RECORDS FOR THE TASK.
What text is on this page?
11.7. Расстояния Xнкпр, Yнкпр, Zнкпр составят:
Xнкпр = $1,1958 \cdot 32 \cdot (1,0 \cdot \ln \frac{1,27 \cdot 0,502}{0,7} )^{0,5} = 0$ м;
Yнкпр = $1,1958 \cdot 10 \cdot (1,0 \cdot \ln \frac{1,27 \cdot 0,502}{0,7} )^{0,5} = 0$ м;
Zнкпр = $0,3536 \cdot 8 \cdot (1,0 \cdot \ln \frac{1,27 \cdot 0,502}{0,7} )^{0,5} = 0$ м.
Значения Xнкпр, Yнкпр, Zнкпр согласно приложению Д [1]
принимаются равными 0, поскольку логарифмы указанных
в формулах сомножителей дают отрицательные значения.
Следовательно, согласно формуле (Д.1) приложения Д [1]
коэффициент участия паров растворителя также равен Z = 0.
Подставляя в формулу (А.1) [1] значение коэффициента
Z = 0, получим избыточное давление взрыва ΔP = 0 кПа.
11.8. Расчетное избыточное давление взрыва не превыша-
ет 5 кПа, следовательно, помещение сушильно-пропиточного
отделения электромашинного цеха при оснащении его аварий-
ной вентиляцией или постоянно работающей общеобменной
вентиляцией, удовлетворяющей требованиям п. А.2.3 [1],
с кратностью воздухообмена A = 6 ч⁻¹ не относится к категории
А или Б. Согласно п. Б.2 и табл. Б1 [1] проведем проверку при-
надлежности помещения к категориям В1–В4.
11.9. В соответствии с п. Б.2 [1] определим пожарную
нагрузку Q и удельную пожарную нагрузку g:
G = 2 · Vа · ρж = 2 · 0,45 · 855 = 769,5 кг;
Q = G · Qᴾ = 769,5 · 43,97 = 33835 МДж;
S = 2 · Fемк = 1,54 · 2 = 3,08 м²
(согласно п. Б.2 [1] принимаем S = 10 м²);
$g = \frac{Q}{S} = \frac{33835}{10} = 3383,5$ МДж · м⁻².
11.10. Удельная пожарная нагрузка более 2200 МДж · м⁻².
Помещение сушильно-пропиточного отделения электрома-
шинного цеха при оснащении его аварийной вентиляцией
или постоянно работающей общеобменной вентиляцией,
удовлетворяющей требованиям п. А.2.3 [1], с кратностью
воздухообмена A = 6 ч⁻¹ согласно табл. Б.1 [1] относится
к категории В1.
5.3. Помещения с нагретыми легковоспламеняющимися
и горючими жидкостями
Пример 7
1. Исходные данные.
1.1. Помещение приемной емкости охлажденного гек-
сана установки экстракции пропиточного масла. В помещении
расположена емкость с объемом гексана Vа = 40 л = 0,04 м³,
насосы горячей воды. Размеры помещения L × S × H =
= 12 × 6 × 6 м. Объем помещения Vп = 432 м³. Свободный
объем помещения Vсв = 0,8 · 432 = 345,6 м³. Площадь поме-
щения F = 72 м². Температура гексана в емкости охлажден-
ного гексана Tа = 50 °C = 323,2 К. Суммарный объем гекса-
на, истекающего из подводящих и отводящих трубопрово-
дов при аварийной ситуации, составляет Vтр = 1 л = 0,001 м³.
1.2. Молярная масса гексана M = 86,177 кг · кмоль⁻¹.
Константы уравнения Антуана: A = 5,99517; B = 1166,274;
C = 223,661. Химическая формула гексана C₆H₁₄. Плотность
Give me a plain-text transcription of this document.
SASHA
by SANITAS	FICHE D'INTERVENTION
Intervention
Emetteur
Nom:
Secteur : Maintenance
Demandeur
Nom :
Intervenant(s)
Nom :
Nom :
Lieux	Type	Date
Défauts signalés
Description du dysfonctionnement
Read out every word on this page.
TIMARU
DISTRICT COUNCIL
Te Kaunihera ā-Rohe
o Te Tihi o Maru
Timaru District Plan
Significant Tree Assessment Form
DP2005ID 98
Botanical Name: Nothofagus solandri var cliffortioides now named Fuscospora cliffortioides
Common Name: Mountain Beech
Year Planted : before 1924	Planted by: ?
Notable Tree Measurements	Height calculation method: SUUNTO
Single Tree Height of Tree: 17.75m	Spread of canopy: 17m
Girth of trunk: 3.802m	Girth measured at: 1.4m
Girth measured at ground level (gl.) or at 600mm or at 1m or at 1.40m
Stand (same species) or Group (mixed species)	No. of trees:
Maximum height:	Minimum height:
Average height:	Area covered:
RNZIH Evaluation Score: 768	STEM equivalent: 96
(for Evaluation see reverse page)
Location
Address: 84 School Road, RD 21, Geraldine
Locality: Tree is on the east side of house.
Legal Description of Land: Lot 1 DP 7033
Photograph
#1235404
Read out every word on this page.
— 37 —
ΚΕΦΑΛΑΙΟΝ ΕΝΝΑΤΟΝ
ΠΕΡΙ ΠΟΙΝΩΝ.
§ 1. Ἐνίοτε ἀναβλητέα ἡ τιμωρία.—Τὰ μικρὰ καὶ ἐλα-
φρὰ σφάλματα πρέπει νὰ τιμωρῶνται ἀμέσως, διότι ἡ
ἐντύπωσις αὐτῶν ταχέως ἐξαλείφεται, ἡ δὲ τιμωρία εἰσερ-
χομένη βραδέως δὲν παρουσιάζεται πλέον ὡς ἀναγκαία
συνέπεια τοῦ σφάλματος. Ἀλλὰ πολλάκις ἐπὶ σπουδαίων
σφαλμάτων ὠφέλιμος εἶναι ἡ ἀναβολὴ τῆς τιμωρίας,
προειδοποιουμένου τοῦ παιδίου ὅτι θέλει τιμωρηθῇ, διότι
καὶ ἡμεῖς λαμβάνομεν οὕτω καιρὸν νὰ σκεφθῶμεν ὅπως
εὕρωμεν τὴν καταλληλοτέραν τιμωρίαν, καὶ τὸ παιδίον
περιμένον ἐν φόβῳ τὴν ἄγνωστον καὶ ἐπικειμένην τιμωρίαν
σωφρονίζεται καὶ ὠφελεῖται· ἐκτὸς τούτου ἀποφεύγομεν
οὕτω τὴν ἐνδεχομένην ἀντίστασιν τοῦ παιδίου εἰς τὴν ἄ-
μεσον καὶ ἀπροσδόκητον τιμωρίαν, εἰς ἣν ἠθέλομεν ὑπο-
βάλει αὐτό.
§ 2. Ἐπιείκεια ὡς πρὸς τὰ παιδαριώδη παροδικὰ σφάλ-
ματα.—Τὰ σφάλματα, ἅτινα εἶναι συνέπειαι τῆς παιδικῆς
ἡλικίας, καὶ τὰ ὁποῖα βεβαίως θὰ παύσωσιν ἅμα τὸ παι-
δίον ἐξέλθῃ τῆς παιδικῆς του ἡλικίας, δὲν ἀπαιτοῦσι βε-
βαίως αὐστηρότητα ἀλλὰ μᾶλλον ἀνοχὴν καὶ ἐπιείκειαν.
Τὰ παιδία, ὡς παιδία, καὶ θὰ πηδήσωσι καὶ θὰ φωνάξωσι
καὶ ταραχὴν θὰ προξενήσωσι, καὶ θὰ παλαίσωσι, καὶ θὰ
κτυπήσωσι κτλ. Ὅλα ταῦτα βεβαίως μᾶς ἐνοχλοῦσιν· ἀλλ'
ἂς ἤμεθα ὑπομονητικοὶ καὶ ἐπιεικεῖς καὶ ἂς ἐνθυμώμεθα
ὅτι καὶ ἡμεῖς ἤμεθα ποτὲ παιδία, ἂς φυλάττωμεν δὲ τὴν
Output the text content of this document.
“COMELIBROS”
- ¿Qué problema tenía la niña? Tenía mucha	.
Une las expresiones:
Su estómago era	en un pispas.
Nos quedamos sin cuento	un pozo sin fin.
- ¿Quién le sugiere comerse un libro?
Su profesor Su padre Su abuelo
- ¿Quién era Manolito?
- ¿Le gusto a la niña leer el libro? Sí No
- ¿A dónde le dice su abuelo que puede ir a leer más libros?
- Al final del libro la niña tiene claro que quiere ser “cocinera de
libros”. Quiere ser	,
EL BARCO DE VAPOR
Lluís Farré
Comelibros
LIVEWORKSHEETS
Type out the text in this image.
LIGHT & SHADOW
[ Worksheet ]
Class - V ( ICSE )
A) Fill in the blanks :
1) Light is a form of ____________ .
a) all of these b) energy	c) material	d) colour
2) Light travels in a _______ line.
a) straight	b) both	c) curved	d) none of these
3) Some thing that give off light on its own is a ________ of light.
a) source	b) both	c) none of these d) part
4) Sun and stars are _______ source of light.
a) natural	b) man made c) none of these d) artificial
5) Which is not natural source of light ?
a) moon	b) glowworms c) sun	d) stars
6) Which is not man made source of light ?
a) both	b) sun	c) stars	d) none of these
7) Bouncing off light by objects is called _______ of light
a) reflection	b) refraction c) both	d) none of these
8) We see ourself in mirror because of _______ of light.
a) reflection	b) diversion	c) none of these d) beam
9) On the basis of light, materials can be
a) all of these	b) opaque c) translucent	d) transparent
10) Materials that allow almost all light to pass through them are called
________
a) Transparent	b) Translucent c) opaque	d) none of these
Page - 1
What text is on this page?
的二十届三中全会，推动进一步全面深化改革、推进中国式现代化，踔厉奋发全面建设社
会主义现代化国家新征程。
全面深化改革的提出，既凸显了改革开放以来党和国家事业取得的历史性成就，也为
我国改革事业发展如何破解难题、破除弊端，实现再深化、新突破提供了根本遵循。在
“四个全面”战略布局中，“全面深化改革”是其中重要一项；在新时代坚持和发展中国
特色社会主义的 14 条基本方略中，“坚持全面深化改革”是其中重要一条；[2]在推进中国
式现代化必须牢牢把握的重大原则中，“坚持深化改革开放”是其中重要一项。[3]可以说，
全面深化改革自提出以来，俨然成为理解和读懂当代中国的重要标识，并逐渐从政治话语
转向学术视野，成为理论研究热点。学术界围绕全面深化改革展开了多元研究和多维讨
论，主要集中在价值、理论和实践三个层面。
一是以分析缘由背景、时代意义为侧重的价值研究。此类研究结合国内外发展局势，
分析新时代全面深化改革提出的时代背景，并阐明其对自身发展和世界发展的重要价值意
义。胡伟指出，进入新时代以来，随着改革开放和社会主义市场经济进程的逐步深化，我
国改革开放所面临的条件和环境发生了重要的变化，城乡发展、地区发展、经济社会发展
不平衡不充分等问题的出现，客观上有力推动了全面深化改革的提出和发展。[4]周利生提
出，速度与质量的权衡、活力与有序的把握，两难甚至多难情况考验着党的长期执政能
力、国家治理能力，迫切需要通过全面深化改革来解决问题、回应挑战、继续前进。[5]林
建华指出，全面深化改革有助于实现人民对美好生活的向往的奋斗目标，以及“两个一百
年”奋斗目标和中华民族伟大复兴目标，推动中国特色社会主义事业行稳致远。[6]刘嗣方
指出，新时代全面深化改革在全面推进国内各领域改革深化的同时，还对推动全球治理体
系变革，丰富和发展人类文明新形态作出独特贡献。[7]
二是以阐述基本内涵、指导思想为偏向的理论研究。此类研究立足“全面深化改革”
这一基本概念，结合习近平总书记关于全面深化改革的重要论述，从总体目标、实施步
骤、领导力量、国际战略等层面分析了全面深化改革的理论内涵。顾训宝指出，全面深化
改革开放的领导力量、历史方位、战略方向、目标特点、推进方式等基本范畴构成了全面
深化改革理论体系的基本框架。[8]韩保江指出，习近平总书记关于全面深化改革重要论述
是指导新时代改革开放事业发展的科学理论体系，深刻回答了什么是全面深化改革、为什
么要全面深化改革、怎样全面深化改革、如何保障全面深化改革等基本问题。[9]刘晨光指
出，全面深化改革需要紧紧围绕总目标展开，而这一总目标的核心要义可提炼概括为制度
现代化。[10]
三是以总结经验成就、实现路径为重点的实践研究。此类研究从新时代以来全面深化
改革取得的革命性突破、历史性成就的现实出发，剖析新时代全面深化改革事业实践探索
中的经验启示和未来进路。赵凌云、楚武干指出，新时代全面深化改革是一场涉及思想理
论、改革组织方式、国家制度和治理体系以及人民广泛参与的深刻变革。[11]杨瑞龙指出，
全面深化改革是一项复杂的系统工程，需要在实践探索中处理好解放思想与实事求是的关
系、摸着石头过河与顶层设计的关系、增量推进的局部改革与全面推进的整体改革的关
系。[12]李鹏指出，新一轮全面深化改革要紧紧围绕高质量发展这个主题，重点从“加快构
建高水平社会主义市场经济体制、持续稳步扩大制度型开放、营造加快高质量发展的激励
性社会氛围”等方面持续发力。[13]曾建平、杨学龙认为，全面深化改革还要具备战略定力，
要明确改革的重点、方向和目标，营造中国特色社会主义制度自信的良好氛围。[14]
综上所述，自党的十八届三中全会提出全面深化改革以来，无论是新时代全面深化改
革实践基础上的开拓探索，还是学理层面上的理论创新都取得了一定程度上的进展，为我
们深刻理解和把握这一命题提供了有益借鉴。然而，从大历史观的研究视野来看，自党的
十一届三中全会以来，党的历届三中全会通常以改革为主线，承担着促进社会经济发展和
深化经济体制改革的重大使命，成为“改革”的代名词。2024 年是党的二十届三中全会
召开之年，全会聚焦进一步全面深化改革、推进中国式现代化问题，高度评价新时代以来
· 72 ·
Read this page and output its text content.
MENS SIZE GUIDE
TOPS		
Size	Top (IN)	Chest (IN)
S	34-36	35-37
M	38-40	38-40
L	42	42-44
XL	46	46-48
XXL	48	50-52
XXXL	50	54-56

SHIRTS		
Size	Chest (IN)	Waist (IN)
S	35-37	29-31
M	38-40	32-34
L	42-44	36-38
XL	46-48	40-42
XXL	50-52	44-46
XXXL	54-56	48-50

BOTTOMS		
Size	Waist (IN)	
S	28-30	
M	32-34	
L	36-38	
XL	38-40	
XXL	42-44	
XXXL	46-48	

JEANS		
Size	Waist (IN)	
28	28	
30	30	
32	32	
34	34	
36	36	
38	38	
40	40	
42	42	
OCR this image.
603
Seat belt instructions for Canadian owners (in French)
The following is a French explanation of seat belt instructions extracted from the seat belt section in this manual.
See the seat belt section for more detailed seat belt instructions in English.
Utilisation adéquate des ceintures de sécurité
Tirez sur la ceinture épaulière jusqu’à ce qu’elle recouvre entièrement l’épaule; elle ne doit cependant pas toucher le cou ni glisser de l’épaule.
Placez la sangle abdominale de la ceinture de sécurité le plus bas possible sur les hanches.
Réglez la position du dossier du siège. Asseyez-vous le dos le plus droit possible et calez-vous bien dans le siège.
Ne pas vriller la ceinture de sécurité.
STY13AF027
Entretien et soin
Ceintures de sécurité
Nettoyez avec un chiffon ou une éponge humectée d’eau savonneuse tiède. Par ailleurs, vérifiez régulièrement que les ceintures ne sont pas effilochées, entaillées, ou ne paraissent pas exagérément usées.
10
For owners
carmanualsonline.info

DESCRIPTION OF THE TASK. Using the listing above, show each line holding the string "Quién".

SOLUTION TO THE EXERCISE.
- ¿Quién le sugiere comerse un libro?
- ¿Quién era Manolito?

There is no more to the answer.